--- Begin Stored rows ---

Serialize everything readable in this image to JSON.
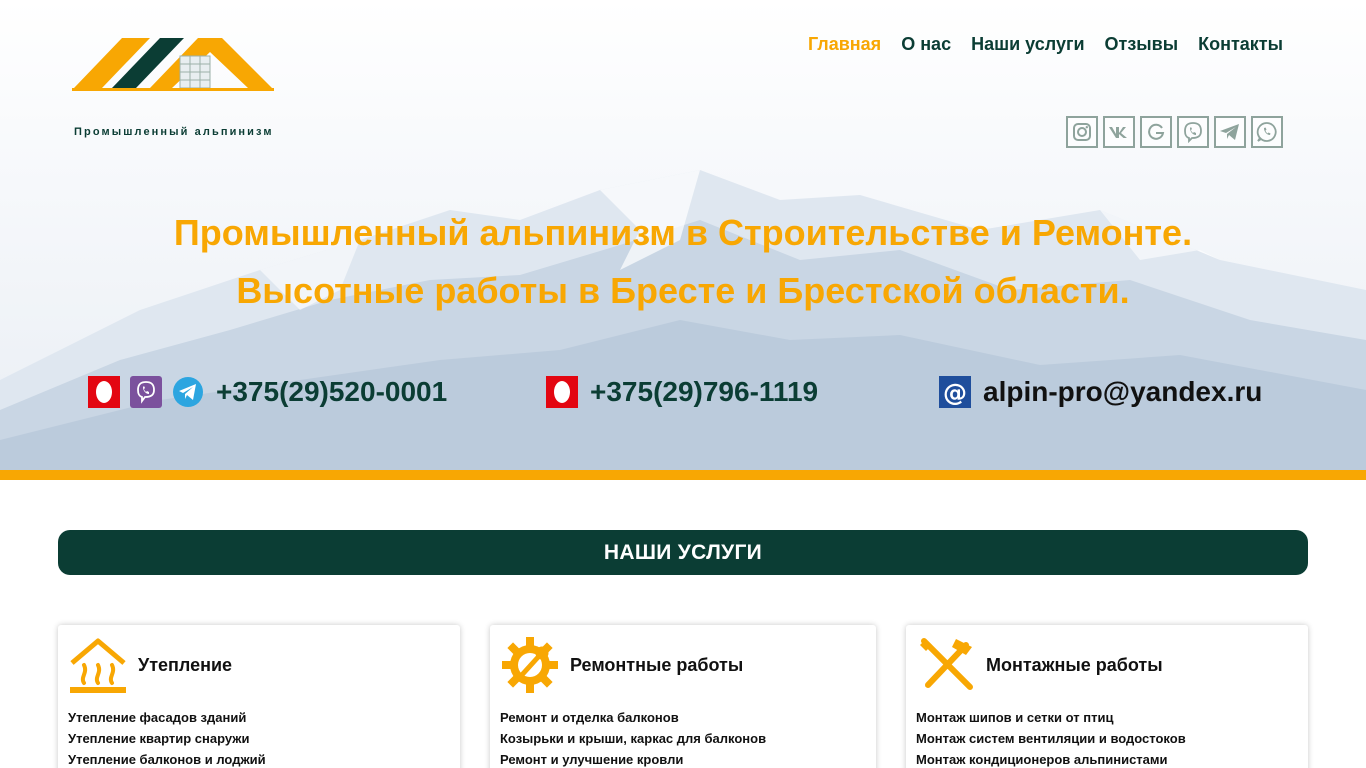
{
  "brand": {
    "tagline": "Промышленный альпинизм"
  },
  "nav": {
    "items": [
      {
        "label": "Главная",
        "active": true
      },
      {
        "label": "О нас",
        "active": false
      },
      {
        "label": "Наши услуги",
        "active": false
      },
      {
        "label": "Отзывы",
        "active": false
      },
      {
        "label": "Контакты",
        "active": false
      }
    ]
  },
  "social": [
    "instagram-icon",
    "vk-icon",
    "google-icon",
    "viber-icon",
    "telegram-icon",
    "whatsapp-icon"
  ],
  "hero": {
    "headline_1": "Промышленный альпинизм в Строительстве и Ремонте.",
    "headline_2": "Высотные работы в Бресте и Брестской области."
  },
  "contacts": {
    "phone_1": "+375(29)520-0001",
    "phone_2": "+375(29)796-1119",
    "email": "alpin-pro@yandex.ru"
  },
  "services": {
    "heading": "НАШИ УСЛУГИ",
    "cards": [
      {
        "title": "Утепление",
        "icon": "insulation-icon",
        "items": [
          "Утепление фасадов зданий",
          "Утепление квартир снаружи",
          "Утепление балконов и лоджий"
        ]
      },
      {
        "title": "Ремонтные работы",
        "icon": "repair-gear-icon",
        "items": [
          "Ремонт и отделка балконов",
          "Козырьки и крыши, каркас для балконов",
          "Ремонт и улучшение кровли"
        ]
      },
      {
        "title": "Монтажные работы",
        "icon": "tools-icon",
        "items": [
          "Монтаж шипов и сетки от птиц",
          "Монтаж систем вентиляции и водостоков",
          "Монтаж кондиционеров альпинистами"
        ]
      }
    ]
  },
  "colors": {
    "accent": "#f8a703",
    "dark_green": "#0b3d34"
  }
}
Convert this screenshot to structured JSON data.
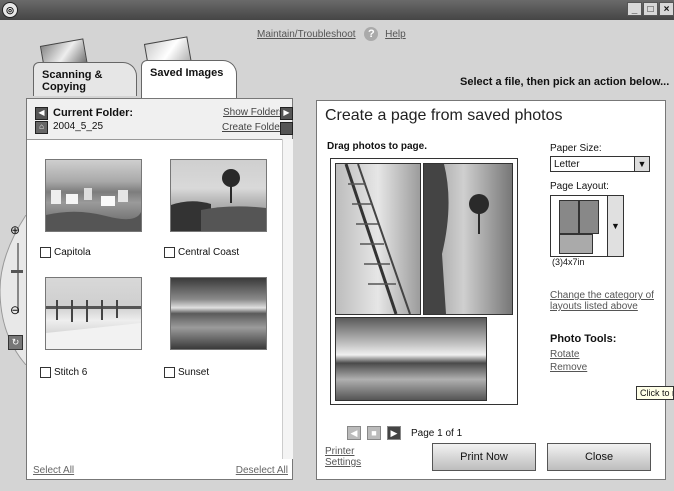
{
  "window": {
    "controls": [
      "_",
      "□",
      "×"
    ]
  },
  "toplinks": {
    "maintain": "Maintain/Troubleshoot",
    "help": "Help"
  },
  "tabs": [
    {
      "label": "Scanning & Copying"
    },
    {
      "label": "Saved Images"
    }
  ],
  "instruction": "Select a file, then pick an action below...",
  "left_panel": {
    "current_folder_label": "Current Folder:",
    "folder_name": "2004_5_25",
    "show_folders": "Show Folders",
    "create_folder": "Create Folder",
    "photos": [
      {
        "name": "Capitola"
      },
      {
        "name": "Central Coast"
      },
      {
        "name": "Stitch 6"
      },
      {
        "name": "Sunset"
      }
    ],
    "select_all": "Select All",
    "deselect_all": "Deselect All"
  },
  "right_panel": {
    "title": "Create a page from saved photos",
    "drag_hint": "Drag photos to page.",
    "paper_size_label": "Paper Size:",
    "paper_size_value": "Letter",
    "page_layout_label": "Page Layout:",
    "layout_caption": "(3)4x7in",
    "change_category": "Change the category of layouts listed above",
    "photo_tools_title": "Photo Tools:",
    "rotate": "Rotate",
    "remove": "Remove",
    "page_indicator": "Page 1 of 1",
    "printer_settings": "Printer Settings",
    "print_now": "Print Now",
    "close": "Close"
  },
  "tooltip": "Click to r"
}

--- End Stored rows ---
--- Begin Stored rows ---

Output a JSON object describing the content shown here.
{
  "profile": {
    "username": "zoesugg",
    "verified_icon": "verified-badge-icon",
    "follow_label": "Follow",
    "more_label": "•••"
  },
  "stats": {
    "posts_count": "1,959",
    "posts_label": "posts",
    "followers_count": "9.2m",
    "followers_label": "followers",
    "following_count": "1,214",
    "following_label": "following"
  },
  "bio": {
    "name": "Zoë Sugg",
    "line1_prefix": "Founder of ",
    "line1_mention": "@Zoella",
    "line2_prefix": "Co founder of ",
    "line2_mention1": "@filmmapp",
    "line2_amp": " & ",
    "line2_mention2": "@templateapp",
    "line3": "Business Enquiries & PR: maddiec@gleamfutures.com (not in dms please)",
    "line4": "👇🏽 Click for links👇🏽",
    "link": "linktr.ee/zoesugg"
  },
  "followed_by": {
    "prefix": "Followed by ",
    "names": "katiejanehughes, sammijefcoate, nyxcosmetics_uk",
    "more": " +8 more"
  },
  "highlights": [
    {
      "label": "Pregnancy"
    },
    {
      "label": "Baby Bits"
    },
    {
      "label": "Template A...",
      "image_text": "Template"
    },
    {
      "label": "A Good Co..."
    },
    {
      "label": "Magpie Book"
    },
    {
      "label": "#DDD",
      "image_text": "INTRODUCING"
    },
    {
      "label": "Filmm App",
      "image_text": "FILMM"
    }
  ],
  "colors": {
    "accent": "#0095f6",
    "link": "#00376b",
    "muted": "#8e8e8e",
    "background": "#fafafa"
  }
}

--- End Stored rows ---

### Exercise prompt
Count the lines of the data that contain the string "альпинизм", and reply with that number alone.

### Solution to this problem
2